Items listed in a dataset
◇ ◇ ◇ ◇ ◇ ◇ ◇

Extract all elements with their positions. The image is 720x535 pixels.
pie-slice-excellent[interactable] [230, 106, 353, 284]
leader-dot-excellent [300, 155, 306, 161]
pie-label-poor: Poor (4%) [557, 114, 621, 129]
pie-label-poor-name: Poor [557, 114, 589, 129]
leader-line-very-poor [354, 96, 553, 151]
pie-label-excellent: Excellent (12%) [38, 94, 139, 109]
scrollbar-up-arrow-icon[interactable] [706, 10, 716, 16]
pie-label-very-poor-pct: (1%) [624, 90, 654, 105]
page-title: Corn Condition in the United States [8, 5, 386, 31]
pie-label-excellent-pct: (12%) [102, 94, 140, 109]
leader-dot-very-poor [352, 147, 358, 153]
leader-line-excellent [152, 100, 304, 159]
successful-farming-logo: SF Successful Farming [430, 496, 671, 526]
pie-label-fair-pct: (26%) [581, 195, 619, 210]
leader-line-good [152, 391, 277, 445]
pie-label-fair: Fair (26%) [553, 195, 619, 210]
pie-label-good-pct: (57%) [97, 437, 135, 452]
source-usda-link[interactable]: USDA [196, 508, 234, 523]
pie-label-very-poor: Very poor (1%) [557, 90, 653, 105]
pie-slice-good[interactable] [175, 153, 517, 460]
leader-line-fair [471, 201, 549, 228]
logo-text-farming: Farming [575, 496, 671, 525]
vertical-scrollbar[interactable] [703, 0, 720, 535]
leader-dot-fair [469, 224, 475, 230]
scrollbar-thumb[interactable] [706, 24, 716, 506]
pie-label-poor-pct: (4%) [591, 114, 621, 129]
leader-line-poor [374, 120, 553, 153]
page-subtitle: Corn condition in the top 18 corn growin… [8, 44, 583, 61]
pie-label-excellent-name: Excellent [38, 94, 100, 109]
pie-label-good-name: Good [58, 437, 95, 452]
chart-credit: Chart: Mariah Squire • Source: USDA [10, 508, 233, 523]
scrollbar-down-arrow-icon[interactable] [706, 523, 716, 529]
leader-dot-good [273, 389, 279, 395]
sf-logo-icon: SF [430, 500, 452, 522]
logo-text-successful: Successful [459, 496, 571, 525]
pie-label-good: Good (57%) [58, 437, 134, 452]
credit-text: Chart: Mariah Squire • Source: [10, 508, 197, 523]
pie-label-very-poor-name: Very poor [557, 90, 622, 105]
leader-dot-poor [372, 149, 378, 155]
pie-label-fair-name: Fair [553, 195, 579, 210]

◇ ◇ ◇ ◇ ◇ ◇ ◇

## To do
Put every line of the material into a JSON list of strings, one string per line, and leave out any blank lines.

## Finished exercise
[
  "Extract all elements with their positions. The image is 720x535 pixels.",
  "pie-slice-excellent[interactable] [230, 106, 353, 284]",
  "leader-dot-excellent [300, 155, 306, 161]",
  "pie-label-poor: Poor (4%) [557, 114, 621, 129]",
  "pie-label-poor-name: Poor [557, 114, 589, 129]",
  "leader-line-very-poor [354, 96, 553, 151]",
  "pie-label-excellent: Excellent (12%) [38, 94, 139, 109]",
  "scrollbar-up-arrow-icon[interactable] [706, 10, 716, 16]",
  "pie-label-very-poor-pct: (1%) [624, 90, 654, 105]",
  "page-title: Corn Condition in the United States [8, 5, 386, 31]",
  "pie-label-excellent-pct: (12%) [102, 94, 140, 109]",
  "leader-dot-very-poor [352, 147, 358, 153]",
  "leader-line-excellent [152, 100, 304, 159]",
  "successful-farming-logo: SF Successful Farming [430, 496, 671, 526]",
  "pie-label-fair-pct: (26%) [581, 195, 619, 210]",
  "leader-line-good [152, 391, 277, 445]",
  "pie-label-fair: Fair (26%) [553, 195, 619, 210]",
  "pie-label-good-pct: (57%) [97, 437, 135, 452]",
  "source-usda-link[interactable]: USDA [196, 508, 234, 523]",
  "pie-label-very-poor: Very poor (1%) [557, 90, 653, 105]",
  "pie-slice-good[interactable] [175, 153, 517, 460]",
  "leader-line-fair [471, 201, 549, 228]",
  "logo-text-farming: Farming [575, 496, 671, 525]",
  "vertical-scrollbar[interactable] [703, 0, 720, 535]",
  "leader-dot-fair [469, 224, 475, 230]",
  "scrollbar-thumb[interactable] [706, 24, 716, 506]",
  "pie-label-poor-pct: (4%) [591, 114, 621, 129]",
  "leader-line-poor [374, 120, 553, 153]",
  "page-subtitle: Corn condition in the top 18 corn growin… [8, 44, 583, 61]",
  "pie-label-excellent-name: Excellent [38, 94, 100, 109]",
  "pie-label-good-name: Good [58, 437, 95, 452]",
  "chart-credit: Chart: Mariah Squire • Source: USDA [10, 508, 233, 523]",
  "scrollbar-down-arrow-icon[interactable] [706, 523, 716, 529]",
  "leader-dot-good [273, 389, 279, 395]",
  "sf-logo-icon: SF [430, 500, 452, 522]",
  "logo-text-successful: Successful [459, 496, 571, 525]",
  "pie-label-good: Good (57%) [58, 437, 134, 452]",
  "credit-text: Chart: Mariah Squire • Source: [10, 508, 197, 523]",
  "pie-label-very-poor-name: Very poor [557, 90, 622, 105]",
  "leader-dot-poor [372, 149, 378, 155]",
  "pie-label-fair-name: Fair [553, 195, 579, 210]"
]